⟨

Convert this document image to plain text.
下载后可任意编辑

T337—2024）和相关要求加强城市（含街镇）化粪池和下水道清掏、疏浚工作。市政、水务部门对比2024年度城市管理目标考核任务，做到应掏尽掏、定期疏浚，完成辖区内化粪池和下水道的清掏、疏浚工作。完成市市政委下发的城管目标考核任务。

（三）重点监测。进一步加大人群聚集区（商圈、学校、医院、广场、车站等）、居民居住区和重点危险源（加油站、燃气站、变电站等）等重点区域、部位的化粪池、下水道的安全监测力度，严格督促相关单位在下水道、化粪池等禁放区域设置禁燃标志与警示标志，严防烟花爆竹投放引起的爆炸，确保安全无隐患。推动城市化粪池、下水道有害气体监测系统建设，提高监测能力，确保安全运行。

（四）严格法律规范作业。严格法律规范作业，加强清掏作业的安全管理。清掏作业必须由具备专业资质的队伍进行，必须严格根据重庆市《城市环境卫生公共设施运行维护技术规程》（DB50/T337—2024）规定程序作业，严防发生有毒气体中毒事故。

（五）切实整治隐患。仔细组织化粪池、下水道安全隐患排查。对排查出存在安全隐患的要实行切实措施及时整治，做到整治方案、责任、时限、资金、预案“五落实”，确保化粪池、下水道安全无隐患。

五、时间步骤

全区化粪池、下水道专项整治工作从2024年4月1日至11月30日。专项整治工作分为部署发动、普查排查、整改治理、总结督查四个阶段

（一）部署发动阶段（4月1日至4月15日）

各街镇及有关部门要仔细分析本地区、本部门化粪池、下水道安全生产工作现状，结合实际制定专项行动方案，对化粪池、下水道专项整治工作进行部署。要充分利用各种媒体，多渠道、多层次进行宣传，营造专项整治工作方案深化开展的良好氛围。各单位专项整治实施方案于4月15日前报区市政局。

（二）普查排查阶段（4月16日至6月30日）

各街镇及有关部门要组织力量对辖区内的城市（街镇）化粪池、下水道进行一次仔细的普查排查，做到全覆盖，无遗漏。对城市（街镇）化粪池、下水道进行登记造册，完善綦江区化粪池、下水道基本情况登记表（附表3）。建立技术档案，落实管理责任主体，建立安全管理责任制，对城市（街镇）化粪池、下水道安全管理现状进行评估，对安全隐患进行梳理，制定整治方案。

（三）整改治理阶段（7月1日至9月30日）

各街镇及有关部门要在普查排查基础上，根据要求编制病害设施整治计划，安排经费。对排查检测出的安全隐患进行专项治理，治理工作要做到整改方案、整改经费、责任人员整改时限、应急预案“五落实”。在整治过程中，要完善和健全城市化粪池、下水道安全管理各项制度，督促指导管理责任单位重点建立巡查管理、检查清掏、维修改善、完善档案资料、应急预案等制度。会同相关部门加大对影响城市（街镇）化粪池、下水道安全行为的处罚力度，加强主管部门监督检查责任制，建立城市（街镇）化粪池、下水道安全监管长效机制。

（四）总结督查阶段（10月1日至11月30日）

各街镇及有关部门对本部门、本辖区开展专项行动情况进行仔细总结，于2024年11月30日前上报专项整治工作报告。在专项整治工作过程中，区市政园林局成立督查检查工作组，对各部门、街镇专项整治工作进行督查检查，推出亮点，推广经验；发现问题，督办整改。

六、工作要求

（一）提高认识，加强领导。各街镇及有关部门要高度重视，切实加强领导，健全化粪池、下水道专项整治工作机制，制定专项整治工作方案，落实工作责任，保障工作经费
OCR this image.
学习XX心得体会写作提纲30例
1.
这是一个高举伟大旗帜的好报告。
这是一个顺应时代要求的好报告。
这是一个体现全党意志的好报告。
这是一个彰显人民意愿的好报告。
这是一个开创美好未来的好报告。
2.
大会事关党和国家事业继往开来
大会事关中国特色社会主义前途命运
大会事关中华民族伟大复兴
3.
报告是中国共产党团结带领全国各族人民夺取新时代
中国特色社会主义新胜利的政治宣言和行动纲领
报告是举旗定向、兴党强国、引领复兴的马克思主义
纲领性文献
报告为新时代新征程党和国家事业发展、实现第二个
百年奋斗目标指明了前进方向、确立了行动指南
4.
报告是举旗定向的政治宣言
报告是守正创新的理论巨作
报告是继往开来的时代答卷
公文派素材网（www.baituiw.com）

⟩

• **What is being asked**: Return the whole listing exactly.

• **Right answer**:
Convert this document image to plain text.
下载后可任意编辑

T337—2024）和相关要求加强城市（含街镇）化粪池和下水道清掏、疏浚工作。市政、水务部门对比2024年度城市管理目标考核任务，做到应掏尽掏、定期疏浚，完成辖区内化粪池和下水道的清掏、疏浚工作。完成市市政委下发的城管目标考核任务。

（三）重点监测。进一步加大人群聚集区（商圈、学校、医院、广场、车站等）、居民居住区和重点危险源（加油站、燃气站、变电站等）等重点区域、部位的化粪池、下水道的安全监测力度，严格督促相关单位在下水道、化粪池等禁放区域设置禁燃标志与警示标志，严防烟花爆竹投放引起的爆炸，确保安全无隐患。推动城市化粪池、下水道有害气体监测系统建设，提高监测能力，确保安全运行。

（四）严格法律规范作业。严格法律规范作业，加强清掏作业的安全管理。清掏作业必须由具备专业资质的队伍进行，必须严格根据重庆市《城市环境卫生公共设施运行维护技术规程》（DB50/T337—2024）规定程序作业，严防发生有毒气体中毒事故。

（五）切实整治隐患。仔细组织化粪池、下水道安全隐患排查。对排查出存在安全隐患的要实行切实措施及时整治，做到整治方案、责任、时限、资金、预案“五落实”，确保化粪池、下水道安全无隐患。

五、时间步骤

全区化粪池、下水道专项整治工作从2024年4月1日至11月30日。专项整治工作分为部署发动、普查排查、整改治理、总结督查四个阶段

（一）部署发动阶段（4月1日至4月15日）

各街镇及有关部门要仔细分析本地区、本部门化粪池、下水道安全生产工作现状，结合实际制定专项行动方案，对化粪池、下水道专项整治工作进行部署。要充分利用各种媒体，多渠道、多层次进行宣传，营造专项整治工作方案深化开展的良好氛围。各单位专项整治实施方案于4月15日前报区市政局。

（二）普查排查阶段（4月16日至6月30日）

各街镇及有关部门要组织力量对辖区内的城市（街镇）化粪池、下水道进行一次仔细的普查排查，做到全覆盖，无遗漏。对城市（街镇）化粪池、下水道进行登记造册，完善綦江区化粪池、下水道基本情况登记表（附表3）。建立技术档案，落实管理责任主体，建立安全管理责任制，对城市（街镇）化粪池、下水道安全管理现状进行评估，对安全隐患进行梳理，制定整治方案。

（三）整改治理阶段（7月1日至9月30日）

各街镇及有关部门要在普查排查基础上，根据要求编制病害设施整治计划，安排经费。对排查检测出的安全隐患进行专项治理，治理工作要做到整改方案、整改经费、责任人员整改时限、应急预案“五落实”。在整治过程中，要完善和健全城市化粪池、下水道安全管理各项制度，督促指导管理责任单位重点建立巡查管理、检查清掏、维修改善、完善档案资料、应急预案等制度。会同相关部门加大对影响城市（街镇）化粪池、下水道安全行为的处罚力度，加强主管部门监督检查责任制，建立城市（街镇）化粪池、下水道安全监管长效机制。

（四）总结督查阶段（10月1日至11月30日）

各街镇及有关部门对本部门、本辖区开展专项行动情况进行仔细总结，于2024年11月30日前上报专项整治工作报告。在专项整治工作过程中，区市政园林局成立督查检查工作组，对各部门、街镇专项整治工作进行督查检查，推出亮点，推广经验；发现问题，督办整改。

六、工作要求

（一）提高认识，加强领导。各街镇及有关部门要高度重视，切实加强领导，健全化粪池、下水道专项整治工作机制，制定专项整治工作方案，落实工作责任，保障工作经费
OCR this image.
学习XX心得体会写作提纲30例
1.
这是一个高举伟大旗帜的好报告。
这是一个顺应时代要求的好报告。
这是一个体现全党意志的好报告。
这是一个彰显人民意愿的好报告。
这是一个开创美好未来的好报告。
2.
大会事关党和国家事业继往开来
大会事关中国特色社会主义前途命运
大会事关中华民族伟大复兴
3.
报告是中国共产党团结带领全国各族人民夺取新时代
中国特色社会主义新胜利的政治宣言和行动纲领
报告是举旗定向、兴党强国、引领复兴的马克思主义
纲领性文献
报告为新时代新征程党和国家事业发展、实现第二个
百年奋斗目标指明了前进方向、确立了行动指南
4.
报告是举旗定向的政治宣言
报告是守正创新的理论巨作
报告是继往开来的时代答卷
公文派素材网（www.baituiw.com）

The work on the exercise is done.